Ángel Guerreiro Carreiras (28 August 1945 – 18 July 2013), mostly known by the forename Anxo (the Galician form of the Spanish Ángel) and nicknamed "Geluco", was a Spanish politician. He was a member of the Parliament of Galicia for the Communist Party of Galicia (1981–1985) and the Left of Galicia (1997–2001), and led both parties.

==Biography==
Guerreiro was born in Xermade in the Province of Lugo. While studying chemistry at the University of Santiago de Compostela, he joined the Communist Party of Spain (PCE) which was still outlawed by Francisco Franco. Inspired by the May 68 protests in Paris, he took part in clandestine political activity and was imprisoned three times.

In the late 1970s, Guerreiro became part of the central committees of both the Communist Party of Galicia (PCG) and the nationwide party, before becoming secretary general of the former in 1979. In 1981, he was the only Communist voted into the Galician Parliament in the region's first elections. He was one of 16 authors of the region's Statute of Autonomy. In November 1983, he was replaced as party leader by Julio Pérez de la Fuente, who stood on a more pro-Soviet platform than Guerreiro's reformist Eurocommunism.

TASKS AND EXERCISES
- 1) Reproduce word for word the part of the passage on Anxo Guerreiro starting with "In the late" and going on through "Guerreiro's reformist Eurocommunism.".
- 2) According to the passage on Anxo Guerreiro, who replaced him as party leader in November 1983?
- 3) Continue the passage on Anxo Guerreiro from the point where it stops.
The listing that comes next has no connection to the passage on Anxo Guerreiro.

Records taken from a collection
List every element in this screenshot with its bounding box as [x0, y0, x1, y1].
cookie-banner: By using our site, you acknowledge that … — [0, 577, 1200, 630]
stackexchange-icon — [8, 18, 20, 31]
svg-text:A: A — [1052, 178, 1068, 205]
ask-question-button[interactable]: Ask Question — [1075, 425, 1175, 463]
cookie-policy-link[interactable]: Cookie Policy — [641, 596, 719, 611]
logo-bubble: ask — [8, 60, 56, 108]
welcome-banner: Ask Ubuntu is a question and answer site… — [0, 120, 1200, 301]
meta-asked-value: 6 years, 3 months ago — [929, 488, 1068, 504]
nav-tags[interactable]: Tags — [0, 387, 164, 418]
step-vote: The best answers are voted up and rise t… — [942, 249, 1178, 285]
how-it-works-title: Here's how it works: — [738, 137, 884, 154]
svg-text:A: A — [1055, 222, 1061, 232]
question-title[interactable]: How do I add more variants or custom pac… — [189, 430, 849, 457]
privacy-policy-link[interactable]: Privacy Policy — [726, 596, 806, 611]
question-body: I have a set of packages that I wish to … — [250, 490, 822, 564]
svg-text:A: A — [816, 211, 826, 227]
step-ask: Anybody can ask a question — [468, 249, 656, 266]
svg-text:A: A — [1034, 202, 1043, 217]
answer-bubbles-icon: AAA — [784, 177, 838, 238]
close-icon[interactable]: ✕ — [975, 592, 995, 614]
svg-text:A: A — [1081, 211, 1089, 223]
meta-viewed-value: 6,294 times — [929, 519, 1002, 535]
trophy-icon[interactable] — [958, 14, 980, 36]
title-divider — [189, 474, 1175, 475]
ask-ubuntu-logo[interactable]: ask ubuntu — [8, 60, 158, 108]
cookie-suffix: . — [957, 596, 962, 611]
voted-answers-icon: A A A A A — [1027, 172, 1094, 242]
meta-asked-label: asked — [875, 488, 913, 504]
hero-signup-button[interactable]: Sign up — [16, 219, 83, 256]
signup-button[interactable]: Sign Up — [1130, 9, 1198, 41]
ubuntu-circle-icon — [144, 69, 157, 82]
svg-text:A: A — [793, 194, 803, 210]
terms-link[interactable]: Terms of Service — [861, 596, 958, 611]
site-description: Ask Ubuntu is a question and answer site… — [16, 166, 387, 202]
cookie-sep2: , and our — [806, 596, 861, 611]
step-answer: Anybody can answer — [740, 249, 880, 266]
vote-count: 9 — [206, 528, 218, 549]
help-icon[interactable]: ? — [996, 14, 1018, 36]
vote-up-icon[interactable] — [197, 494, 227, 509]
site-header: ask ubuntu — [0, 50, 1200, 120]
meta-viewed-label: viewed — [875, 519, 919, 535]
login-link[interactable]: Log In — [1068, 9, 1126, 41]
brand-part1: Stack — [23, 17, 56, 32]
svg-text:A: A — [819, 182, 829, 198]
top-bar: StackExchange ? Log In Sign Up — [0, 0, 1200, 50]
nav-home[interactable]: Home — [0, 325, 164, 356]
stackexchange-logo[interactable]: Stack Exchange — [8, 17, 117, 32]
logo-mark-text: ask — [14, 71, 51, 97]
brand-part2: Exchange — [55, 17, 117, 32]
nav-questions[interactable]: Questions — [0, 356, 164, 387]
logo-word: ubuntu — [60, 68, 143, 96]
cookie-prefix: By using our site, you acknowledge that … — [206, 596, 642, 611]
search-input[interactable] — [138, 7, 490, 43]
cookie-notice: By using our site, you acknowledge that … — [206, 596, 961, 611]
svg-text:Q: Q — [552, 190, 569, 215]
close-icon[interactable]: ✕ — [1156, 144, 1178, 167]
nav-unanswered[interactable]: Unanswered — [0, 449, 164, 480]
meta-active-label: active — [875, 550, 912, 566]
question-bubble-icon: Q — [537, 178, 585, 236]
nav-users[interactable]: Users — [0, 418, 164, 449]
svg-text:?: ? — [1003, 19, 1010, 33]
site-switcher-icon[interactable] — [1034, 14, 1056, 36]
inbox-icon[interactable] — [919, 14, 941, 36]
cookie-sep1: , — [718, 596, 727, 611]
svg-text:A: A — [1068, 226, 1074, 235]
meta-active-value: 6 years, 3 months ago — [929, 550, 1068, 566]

ANSWERS TO THE EXERCISE
- 1)
In the late 1970s, Guerreiro became part of the central committees of both the Communist Party of Galicia (PCG) and the nationwide party, before becoming secretary general of the former in 1979. In 1981, he was the only Communist voted into the Galician Parliament in the region's first elections. He was one of 16 authors of the region's Statute of Autonomy. In November 1983, he was replaced as party leader by Julio Pérez de la Fuente, who stood on a more pro-Soviet platform than Guerreiro's reformist Eurocommunism.

- 2) Julio Pérez de la Fuente

- 3)
Having lost his seat in the 1985 election, in 1987 Guerreiro founded Galicia's United Left, the regional branch of the PCE-led coalition of the same name. In 1997, he wished to contest the Galician elections in alliance with the Spanish Socialist Workers' Party (PSOE), which was rejected by the national United Left. Because of this, he set up a new party called Left of Galicia (EdeG), and was re-reelected. The pact was not renewed for 2001 and he failed re-election, resigning and dissolving the party the following year.

In his later years, Guerreiro remained active as a political pundit. He died on 18 July 2013 in A Coruña, at age 67.